#### GOAL OF THE EXERCISE:
Each line that contains the word "приложении" counts once; give the total for the records below and nothing else.

Stored items
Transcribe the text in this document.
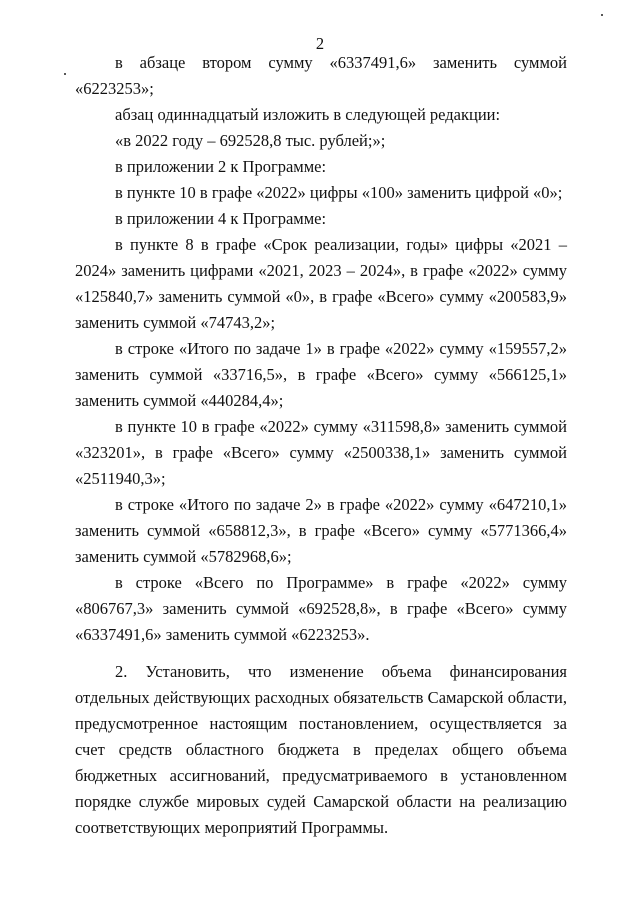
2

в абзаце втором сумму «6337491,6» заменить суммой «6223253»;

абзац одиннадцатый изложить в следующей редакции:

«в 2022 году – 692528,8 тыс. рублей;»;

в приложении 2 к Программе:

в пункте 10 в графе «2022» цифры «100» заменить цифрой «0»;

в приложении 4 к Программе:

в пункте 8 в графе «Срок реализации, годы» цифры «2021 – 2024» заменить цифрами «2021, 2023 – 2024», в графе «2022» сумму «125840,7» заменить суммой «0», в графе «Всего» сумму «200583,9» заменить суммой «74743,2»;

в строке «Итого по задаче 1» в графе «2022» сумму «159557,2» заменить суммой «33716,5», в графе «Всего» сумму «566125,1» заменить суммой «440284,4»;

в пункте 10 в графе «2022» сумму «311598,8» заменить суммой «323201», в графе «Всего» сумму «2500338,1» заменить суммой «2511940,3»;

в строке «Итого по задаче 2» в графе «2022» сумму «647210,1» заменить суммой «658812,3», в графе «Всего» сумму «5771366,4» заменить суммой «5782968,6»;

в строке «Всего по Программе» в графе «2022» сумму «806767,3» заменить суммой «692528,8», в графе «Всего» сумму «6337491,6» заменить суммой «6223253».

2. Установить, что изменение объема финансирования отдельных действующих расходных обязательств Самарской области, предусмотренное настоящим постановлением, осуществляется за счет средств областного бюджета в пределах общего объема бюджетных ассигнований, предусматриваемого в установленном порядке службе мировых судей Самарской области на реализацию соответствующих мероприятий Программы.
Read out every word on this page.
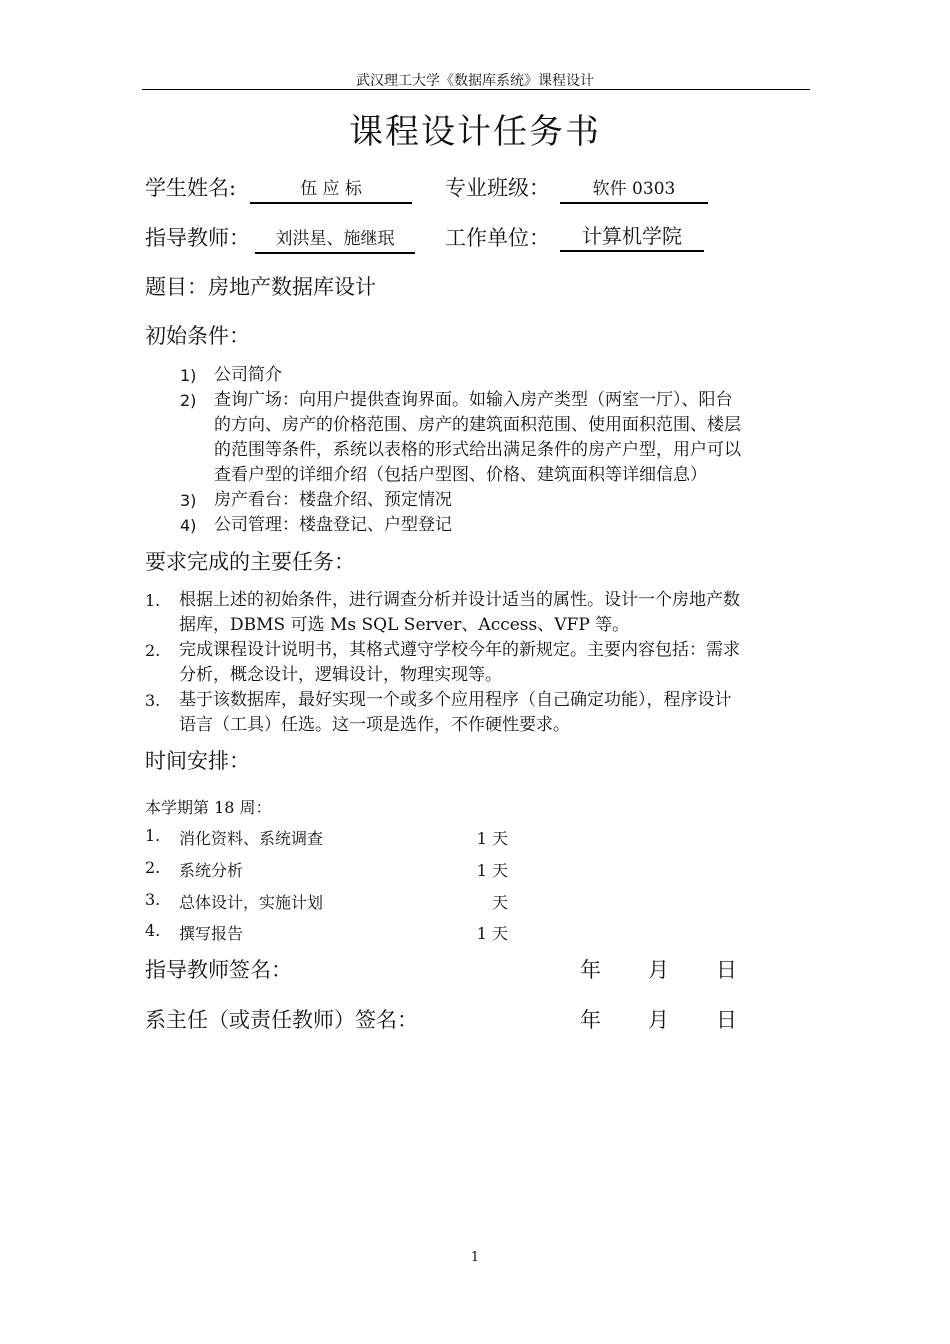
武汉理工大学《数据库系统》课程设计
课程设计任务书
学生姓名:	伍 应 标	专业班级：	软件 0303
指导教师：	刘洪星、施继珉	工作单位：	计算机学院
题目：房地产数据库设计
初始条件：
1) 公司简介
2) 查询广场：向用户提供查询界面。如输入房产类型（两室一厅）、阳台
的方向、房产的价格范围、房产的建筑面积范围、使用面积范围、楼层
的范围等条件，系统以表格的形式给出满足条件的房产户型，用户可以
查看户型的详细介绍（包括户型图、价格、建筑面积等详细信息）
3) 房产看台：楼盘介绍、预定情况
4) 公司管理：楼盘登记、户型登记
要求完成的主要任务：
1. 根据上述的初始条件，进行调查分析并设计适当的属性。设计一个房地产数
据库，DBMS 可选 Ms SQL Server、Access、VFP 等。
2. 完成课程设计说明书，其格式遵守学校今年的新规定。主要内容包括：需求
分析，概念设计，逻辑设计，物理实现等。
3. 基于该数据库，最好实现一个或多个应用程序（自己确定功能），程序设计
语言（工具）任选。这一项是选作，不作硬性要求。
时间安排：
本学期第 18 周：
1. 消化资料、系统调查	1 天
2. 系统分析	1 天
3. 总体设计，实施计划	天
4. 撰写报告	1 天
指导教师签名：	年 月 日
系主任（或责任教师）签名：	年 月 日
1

#### RIGHT ANSWER:
2